#### GOAL:
Search the material below for the string "time" and list each line that holds it.
>> START EXTRACTED ENTRIES
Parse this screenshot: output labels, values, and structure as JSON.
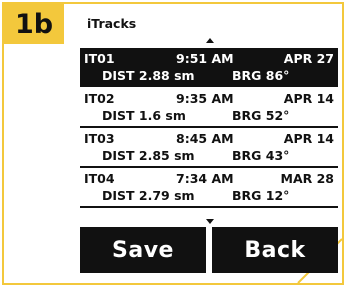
{
  "step": {
    "label": "1b"
  },
  "screen": {
    "title": "iTracks",
    "tracks": [
      {
        "id": "IT01",
        "time": "9:51 AM",
        "date": "APR 27",
        "dist": "DIST 2.88 sm",
        "brg": "BRG 86°",
        "selected": true
      },
      {
        "id": "IT02",
        "time": "9:35 AM",
        "date": "APR 14",
        "dist": "DIST 1.6 sm",
        "brg": "BRG 52°",
        "selected": false
      },
      {
        "id": "IT03",
        "time": "8:45 AM",
        "date": "APR 14",
        "dist": "DIST 2.85 sm",
        "brg": "BRG 43°",
        "selected": false
      },
      {
        "id": "IT04",
        "time": "7:34 AM",
        "date": "MAR 28",
        "dist": "DIST 2.79 sm",
        "brg": "BRG 12°",
        "selected": false
      }
    ],
    "buttons": {
      "save_label": "Save",
      "back_label": "Back"
    }
  },
  "colors": {
    "accent": "#f3c83c",
    "screen_fg": "#111111",
    "screen_bg": "#ffffff"
  },
  "icons": {
    "scroll_up": "triangle-up-icon",
    "scroll_down": "triangle-down-icon"
  }
}
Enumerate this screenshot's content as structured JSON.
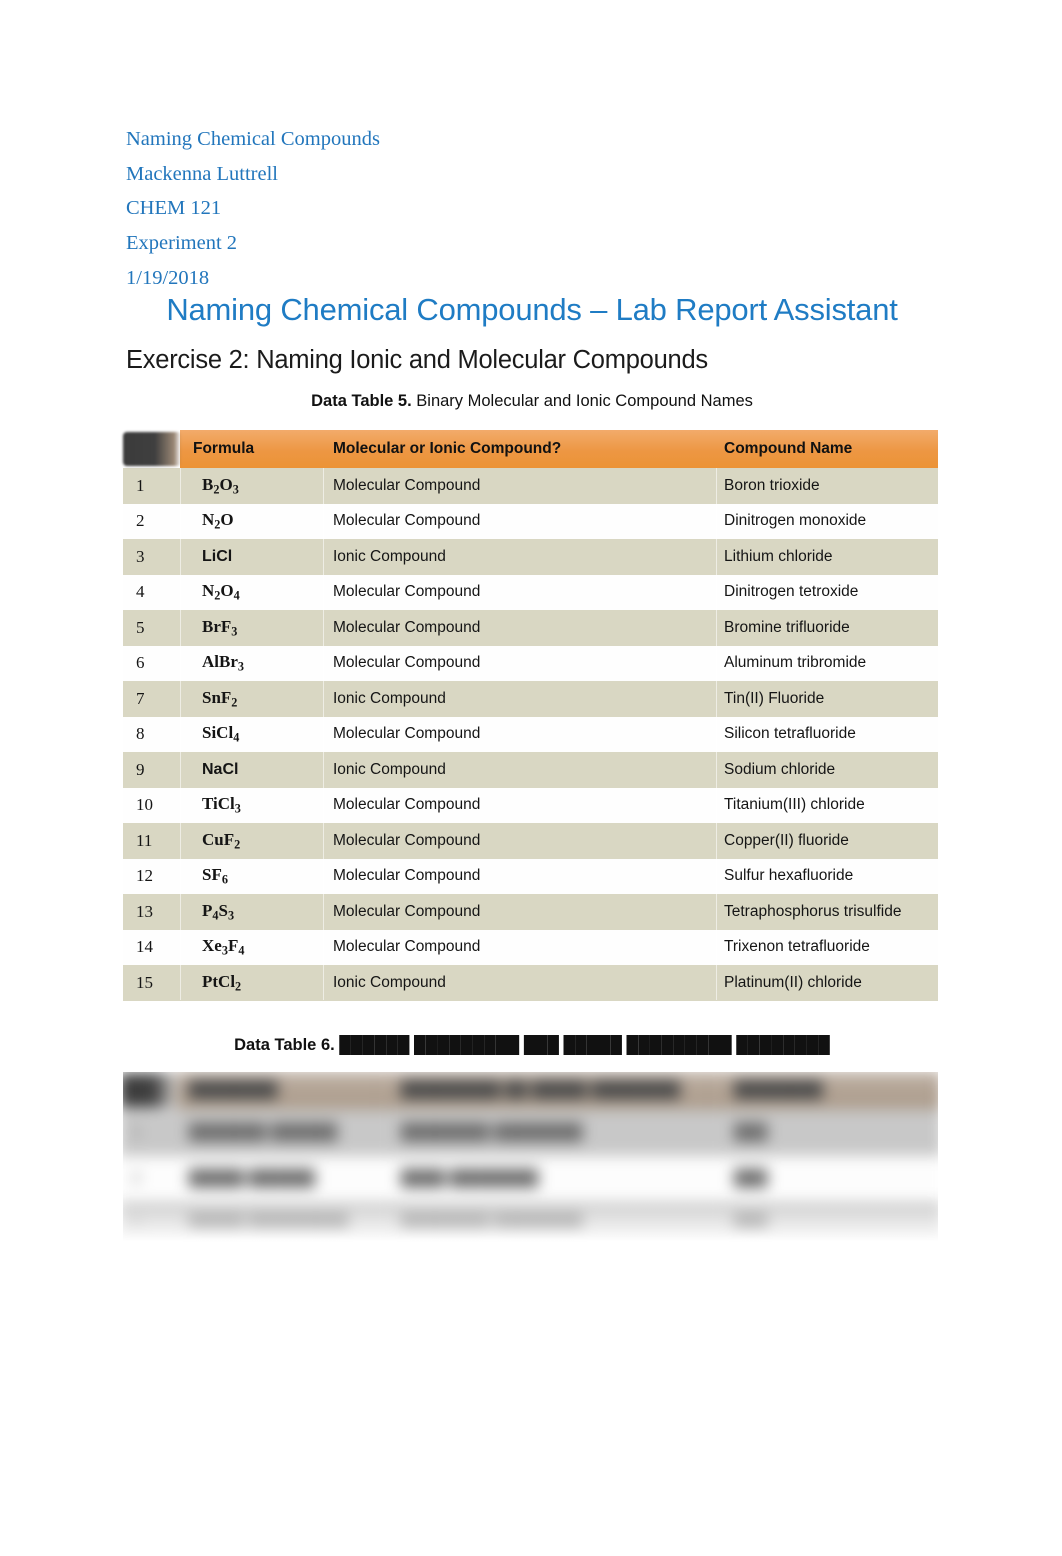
{
  "document": {
    "meta_lines": [
      "Naming Chemical Compounds",
      "Mackenna Luttrell",
      "CHEM 121",
      "Experiment 2",
      "1/19/2018"
    ],
    "title": "Naming Chemical Compounds – Lab Report Assistant",
    "exercise_heading": "Exercise 2: Naming Ionic and Molecular Compounds"
  },
  "colors": {
    "meta_text": "#2276BC",
    "title_text": "#1F7CC4",
    "table_header_orange": "#ED9743",
    "table_band": "#D9D7C3",
    "table_row": "#FEFEFE",
    "row_number_chip": "#3b3b3b",
    "body_text": "#151515",
    "blurred_band": "#C8C8C8"
  },
  "table5": {
    "caption_strong": "Data Table 5.",
    "caption_rest": " Binary Molecular and Ionic Compound Names",
    "headers": {
      "number": "",
      "formula": "Formula",
      "type": "Molecular or Ionic Compound?",
      "name": "Compound Name"
    },
    "rows": [
      {
        "n": "1",
        "formula_main": "B",
        "formula_parts": [
          [
            "B",
            ""
          ],
          [
            "",
            "2"
          ],
          [
            "O",
            ""
          ],
          [
            "",
            "3"
          ]
        ],
        "formula_html": "B<sub>2</sub>O<sub>3</sub>",
        "formula_text": "B2O3",
        "font": "serif",
        "type": "Molecular Compound",
        "name": "Boron trioxide"
      },
      {
        "n": "2",
        "formula_html": "N<sub>2</sub>O",
        "formula_text": "N2O",
        "font": "serif",
        "type": "Molecular Compound",
        "name": "Dinitrogen monoxide"
      },
      {
        "n": "3",
        "formula_html": "LiCl",
        "formula_text": "LiCl",
        "font": "sans",
        "type": "Ionic Compound",
        "name": "Lithium chloride"
      },
      {
        "n": "4",
        "formula_html": "N<sub>2</sub>O<sub>4</sub>",
        "formula_text": "N2O4",
        "font": "serif",
        "type": "Molecular Compound",
        "name": "Dinitrogen tetroxide"
      },
      {
        "n": "5",
        "formula_html": "BrF<sub>3</sub>",
        "formula_text": "BrF3",
        "font": "serif",
        "type": "Molecular Compound",
        "name": "Bromine trifluoride"
      },
      {
        "n": "6",
        "formula_html": "AlBr<sub>3</sub>",
        "formula_text": "AlBr3",
        "font": "serif",
        "type": "Molecular Compound",
        "name": "Aluminum tribromide"
      },
      {
        "n": "7",
        "formula_html": "SnF<sub>2</sub>",
        "formula_text": "SnF2",
        "font": "serif",
        "type": "Ionic Compound",
        "name": "Tin(II) Fluoride"
      },
      {
        "n": "8",
        "formula_html": "SiCl<sub>4</sub>",
        "formula_text": "SiCl4",
        "font": "serif",
        "type": "Molecular Compound",
        "name": "Silicon tetrafluoride"
      },
      {
        "n": "9",
        "formula_html": "NaCl",
        "formula_text": "NaCl",
        "font": "sans",
        "type": "Ionic Compound",
        "name": "Sodium chloride"
      },
      {
        "n": "10",
        "formula_html": "TiCl<sub>3</sub>",
        "formula_text": "TiCl3",
        "font": "serif",
        "type": "Molecular Compound",
        "name": "Titanium(III) chloride"
      },
      {
        "n": "11",
        "formula_html": "CuF<sub>2</sub>",
        "formula_text": "CuF2",
        "font": "serif",
        "type": "Molecular Compound",
        "name": "Copper(II) fluoride"
      },
      {
        "n": "12",
        "formula_html": "SF<sub>6</sub>",
        "formula_text": "SF6",
        "font": "serif",
        "type": "Molecular Compound",
        "name": "Sulfur hexafluoride"
      },
      {
        "n": "13",
        "formula_html": "P<sub>4</sub>S<sub>3</sub>",
        "formula_text": "P4S3",
        "font": "serif",
        "type": "Molecular Compound",
        "name": "Tetraphosphorus trisulfide"
      },
      {
        "n": "14",
        "formula_html": "Xe<sub>3</sub>F<sub>4</sub>",
        "formula_text": "Xe3F4",
        "font": "serif",
        "type": "Molecular Compound",
        "name": "Trixenon tetrafluoride"
      },
      {
        "n": "15",
        "formula_html": "PtCl<sub>2</sub>",
        "formula_text": "PtCl2",
        "font": "serif",
        "type": "Ionic Compound",
        "name": "Platinum(II) chloride"
      }
    ]
  },
  "table6": {
    "caption_strong": "Data Table 6.",
    "caption_rest": " ██████ █████████ ███ █████ █████████ ████████",
    "blurred": true,
    "headers": {
      "number": "",
      "formula": "████████",
      "type": "█████████ ██ █████ ████████",
      "name": "████████"
    },
    "rows": [
      {
        "n": "1",
        "formula": "███████ ██████",
        "type": "████████ ████████",
        "name": "███"
      },
      {
        "n": "2",
        "formula": "█████ ██████",
        "type": "████ ████████",
        "name": "███"
      },
      {
        "n": "3",
        "formula": "█████ █████████",
        "type": "████████ ████████",
        "name": "███"
      }
    ]
  }
}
>> END EXTRACTED ENTRIES
#### RESULT OF THE TASK:
        "time": "9:51 AM",
        "time": "9:35 AM",
        "time": "8:45 AM",
        "time": "7:34 AM",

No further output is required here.